# Items start

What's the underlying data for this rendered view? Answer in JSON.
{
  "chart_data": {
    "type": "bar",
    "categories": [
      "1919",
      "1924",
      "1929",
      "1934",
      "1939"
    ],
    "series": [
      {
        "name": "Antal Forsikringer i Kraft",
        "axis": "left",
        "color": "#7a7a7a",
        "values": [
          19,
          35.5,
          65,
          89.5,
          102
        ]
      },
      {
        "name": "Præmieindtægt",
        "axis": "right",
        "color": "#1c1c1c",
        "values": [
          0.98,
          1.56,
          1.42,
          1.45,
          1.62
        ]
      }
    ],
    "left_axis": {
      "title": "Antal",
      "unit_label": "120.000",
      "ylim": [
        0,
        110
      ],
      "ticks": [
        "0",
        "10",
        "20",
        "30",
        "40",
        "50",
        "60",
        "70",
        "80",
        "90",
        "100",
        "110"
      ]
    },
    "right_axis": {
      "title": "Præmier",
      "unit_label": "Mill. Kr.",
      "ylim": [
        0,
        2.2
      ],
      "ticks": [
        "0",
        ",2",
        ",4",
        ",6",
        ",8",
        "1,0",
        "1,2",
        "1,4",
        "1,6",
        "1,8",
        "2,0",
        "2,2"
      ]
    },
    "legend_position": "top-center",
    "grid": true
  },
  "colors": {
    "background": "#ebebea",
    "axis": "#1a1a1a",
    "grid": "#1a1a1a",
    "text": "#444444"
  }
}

# Items end

- _Task statement_: Among the lines of the data, identify those with the word "name". Copy each of them.

- _Result of this task_:
        "name": "Antal Forsikringer i Kraft",
        "name": "Præmieindtægt",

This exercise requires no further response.